**INSTRUCTIONS TO FOLLOW**
The data below needs to be returned exactly, line for line.

Dataset items:

-----

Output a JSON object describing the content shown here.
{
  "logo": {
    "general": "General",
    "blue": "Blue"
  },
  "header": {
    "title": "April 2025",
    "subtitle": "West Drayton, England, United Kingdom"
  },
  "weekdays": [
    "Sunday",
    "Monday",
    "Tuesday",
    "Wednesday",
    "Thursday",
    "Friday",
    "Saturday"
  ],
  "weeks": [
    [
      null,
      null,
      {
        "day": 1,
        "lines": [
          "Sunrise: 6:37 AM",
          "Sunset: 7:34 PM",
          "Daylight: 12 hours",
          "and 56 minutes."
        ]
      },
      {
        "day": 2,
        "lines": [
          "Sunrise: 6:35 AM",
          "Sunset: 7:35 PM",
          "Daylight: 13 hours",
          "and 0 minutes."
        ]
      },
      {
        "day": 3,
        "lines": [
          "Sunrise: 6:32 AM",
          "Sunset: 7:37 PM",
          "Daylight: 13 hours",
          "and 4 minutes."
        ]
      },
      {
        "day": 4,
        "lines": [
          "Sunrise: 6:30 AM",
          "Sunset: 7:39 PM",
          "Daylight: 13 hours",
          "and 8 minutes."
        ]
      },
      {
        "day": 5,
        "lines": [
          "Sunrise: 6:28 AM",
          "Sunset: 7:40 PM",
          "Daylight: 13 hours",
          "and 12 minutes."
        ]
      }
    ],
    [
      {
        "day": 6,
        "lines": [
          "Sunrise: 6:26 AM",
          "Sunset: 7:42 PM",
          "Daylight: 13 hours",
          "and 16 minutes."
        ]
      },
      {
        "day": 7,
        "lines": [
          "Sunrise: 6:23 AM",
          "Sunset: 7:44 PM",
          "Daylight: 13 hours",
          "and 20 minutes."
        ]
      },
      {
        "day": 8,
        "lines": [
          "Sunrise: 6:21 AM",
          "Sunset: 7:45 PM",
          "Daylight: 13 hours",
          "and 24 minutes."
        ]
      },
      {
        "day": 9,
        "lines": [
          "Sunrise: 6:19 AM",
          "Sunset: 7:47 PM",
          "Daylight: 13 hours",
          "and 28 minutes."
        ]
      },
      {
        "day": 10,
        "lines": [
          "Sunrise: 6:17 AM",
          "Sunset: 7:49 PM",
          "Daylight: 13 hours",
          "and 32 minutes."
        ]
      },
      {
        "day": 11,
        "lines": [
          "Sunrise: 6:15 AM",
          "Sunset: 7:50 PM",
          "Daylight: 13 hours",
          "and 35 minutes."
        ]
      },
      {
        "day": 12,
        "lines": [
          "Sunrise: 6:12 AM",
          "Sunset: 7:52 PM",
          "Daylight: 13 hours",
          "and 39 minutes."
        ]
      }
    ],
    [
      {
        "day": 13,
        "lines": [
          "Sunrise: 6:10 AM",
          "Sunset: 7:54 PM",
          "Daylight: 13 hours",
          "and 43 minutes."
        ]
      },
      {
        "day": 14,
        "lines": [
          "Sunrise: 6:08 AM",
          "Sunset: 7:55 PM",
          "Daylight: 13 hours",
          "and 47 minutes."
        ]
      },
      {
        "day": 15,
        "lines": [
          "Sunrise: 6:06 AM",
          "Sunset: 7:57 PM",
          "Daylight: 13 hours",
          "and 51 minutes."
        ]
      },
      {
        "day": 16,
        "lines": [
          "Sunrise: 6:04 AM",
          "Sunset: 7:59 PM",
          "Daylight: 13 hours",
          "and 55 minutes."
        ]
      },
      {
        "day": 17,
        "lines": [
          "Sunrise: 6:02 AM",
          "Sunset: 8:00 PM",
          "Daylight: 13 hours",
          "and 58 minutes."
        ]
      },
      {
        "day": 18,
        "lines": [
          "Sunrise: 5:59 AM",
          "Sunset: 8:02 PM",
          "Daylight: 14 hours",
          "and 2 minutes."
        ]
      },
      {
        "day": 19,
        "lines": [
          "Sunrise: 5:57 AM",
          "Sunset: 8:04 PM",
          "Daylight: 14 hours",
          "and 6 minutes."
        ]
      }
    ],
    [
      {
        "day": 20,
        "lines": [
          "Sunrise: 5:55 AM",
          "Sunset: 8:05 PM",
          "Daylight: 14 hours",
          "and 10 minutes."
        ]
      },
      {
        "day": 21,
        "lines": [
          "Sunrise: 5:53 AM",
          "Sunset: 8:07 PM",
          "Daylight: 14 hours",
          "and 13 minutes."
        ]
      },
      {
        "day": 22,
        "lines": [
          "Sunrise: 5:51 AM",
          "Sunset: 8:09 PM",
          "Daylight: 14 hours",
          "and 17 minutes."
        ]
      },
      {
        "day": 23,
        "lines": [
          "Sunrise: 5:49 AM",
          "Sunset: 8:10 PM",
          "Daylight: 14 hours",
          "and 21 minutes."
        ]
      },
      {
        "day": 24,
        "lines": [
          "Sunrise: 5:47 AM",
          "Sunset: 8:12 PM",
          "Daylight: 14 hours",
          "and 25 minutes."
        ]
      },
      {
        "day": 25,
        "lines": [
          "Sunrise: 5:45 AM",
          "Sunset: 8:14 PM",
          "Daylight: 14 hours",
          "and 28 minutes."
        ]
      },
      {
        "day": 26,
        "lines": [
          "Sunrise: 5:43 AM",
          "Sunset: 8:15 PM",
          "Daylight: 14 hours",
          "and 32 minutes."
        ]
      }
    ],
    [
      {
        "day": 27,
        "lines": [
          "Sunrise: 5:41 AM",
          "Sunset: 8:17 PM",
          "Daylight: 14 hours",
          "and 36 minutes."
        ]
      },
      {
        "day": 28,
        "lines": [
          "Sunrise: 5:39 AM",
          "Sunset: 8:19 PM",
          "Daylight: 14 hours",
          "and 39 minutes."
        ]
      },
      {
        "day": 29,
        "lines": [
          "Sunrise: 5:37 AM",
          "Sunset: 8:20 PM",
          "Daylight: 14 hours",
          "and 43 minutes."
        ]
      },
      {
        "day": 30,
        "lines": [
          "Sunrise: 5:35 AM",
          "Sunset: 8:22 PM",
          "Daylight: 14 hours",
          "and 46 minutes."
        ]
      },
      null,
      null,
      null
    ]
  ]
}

-----

**PROBLEM SOLUTION**
Output a JSON object describing the content shown here.
{
  "logo": {
    "general": "General",
    "blue": "Blue"
  },
  "header": {
    "title": "April 2025",
    "subtitle": "West Drayton, England, United Kingdom"
  },
  "weekdays": [
    "Sunday",
    "Monday",
    "Tuesday",
    "Wednesday",
    "Thursday",
    "Friday",
    "Saturday"
  ],
  "weeks": [
    [
      null,
      null,
      {
        "day": 1,
        "lines": [
          "Sunrise: 6:37 AM",
          "Sunset: 7:34 PM",
          "Daylight: 12 hours",
          "and 56 minutes."
        ]
      },
      {
        "day": 2,
        "lines": [
          "Sunrise: 6:35 AM",
          "Sunset: 7:35 PM",
          "Daylight: 13 hours",
          "and 0 minutes."
        ]
      },
      {
        "day": 3,
        "lines": [
          "Sunrise: 6:32 AM",
          "Sunset: 7:37 PM",
          "Daylight: 13 hours",
          "and 4 minutes."
        ]
      },
      {
        "day": 4,
        "lines": [
          "Sunrise: 6:30 AM",
          "Sunset: 7:39 PM",
          "Daylight: 13 hours",
          "and 8 minutes."
        ]
      },
      {
        "day": 5,
        "lines": [
          "Sunrise: 6:28 AM",
          "Sunset: 7:40 PM",
          "Daylight: 13 hours",
          "and 12 minutes."
        ]
      }
    ],
    [
      {
        "day": 6,
        "lines": [
          "Sunrise: 6:26 AM",
          "Sunset: 7:42 PM",
          "Daylight: 13 hours",
          "and 16 minutes."
        ]
      },
      {
        "day": 7,
        "lines": [
          "Sunrise: 6:23 AM",
          "Sunset: 7:44 PM",
          "Daylight: 13 hours",
          "and 20 minutes."
        ]
      },
      {
        "day": 8,
        "lines": [
          "Sunrise: 6:21 AM",
          "Sunset: 7:45 PM",
          "Daylight: 13 hours",
          "and 24 minutes."
        ]
      },
      {
        "day": 9,
        "lines": [
          "Sunrise: 6:19 AM",
          "Sunset: 7:47 PM",
          "Daylight: 13 hours",
          "and 28 minutes."
        ]
      },
      {
        "day": 10,
        "lines": [
          "Sunrise: 6:17 AM",
          "Sunset: 7:49 PM",
          "Daylight: 13 hours",
          "and 32 minutes."
        ]
      },
      {
        "day": 11,
        "lines": [
          "Sunrise: 6:15 AM",
          "Sunset: 7:50 PM",
          "Daylight: 13 hours",
          "and 35 minutes."
        ]
      },
      {
        "day": 12,
        "lines": [
          "Sunrise: 6:12 AM",
          "Sunset: 7:52 PM",
          "Daylight: 13 hours",
          "and 39 minutes."
        ]
      }
    ],
    [
      {
        "day": 13,
        "lines": [
          "Sunrise: 6:10 AM",
          "Sunset: 7:54 PM",
          "Daylight: 13 hours",
          "and 43 minutes."
        ]
      },
      {
        "day": 14,
        "lines": [
          "Sunrise: 6:08 AM",
          "Sunset: 7:55 PM",
          "Daylight: 13 hours",
          "and 47 minutes."
        ]
      },
      {
        "day": 15,
        "lines": [
          "Sunrise: 6:06 AM",
          "Sunset: 7:57 PM",
          "Daylight: 13 hours",
          "and 51 minutes."
        ]
      },
      {
        "day": 16,
        "lines": [
          "Sunrise: 6:04 AM",
          "Sunset: 7:59 PM",
          "Daylight: 13 hours",
          "and 55 minutes."
        ]
      },
      {
        "day": 17,
        "lines": [
          "Sunrise: 6:02 AM",
          "Sunset: 8:00 PM",
          "Daylight: 13 hours",
          "and 58 minutes."
        ]
      },
      {
        "day": 18,
        "lines": [
          "Sunrise: 5:59 AM",
          "Sunset: 8:02 PM",
          "Daylight: 14 hours",
          "and 2 minutes."
        ]
      },
      {
        "day": 19,
        "lines": [
          "Sunrise: 5:57 AM",
          "Sunset: 8:04 PM",
          "Daylight: 14 hours",
          "and 6 minutes."
        ]
      }
    ],
    [
      {
        "day": 20,
        "lines": [
          "Sunrise: 5:55 AM",
          "Sunset: 8:05 PM",
          "Daylight: 14 hours",
          "and 10 minutes."
        ]
      },
      {
        "day": 21,
        "lines": [
          "Sunrise: 5:53 AM",
          "Sunset: 8:07 PM",
          "Daylight: 14 hours",
          "and 13 minutes."
        ]
      },
      {
        "day": 22,
        "lines": [
          "Sunrise: 5:51 AM",
          "Sunset: 8:09 PM",
          "Daylight: 14 hours",
          "and 17 minutes."
        ]
      },
      {
        "day": 23,
        "lines": [
          "Sunrise: 5:49 AM",
          "Sunset: 8:10 PM",
          "Daylight: 14 hours",
          "and 21 minutes."
        ]
      },
      {
        "day": 24,
        "lines": [
          "Sunrise: 5:47 AM",
          "Sunset: 8:12 PM",
          "Daylight: 14 hours",
          "and 25 minutes."
        ]
      },
      {
        "day": 25,
        "lines": [
          "Sunrise: 5:45 AM",
          "Sunset: 8:14 PM",
          "Daylight: 14 hours",
          "and 28 minutes."
        ]
      },
      {
        "day": 26,
        "lines": [
          "Sunrise: 5:43 AM",
          "Sunset: 8:15 PM",
          "Daylight: 14 hours",
          "and 32 minutes."
        ]
      }
    ],
    [
      {
        "day": 27,
        "lines": [
          "Sunrise: 5:41 AM",
          "Sunset: 8:17 PM",
          "Daylight: 14 hours",
          "and 36 minutes."
        ]
      },
      {
        "day": 28,
        "lines": [
          "Sunrise: 5:39 AM",
          "Sunset: 8:19 PM",
          "Daylight: 14 hours",
          "and 39 minutes."
        ]
      },
      {
        "day": 29,
        "lines": [
          "Sunrise: 5:37 AM",
          "Sunset: 8:20 PM",
          "Daylight: 14 hours",
          "and 43 minutes."
        ]
      },
      {
        "day": 30,
        "lines": [
          "Sunrise: 5:35 AM",
          "Sunset: 8:22 PM",
          "Daylight: 14 hours",
          "and 46 minutes."
        ]
      },
      null,
      null,
      null
    ]
  ]
}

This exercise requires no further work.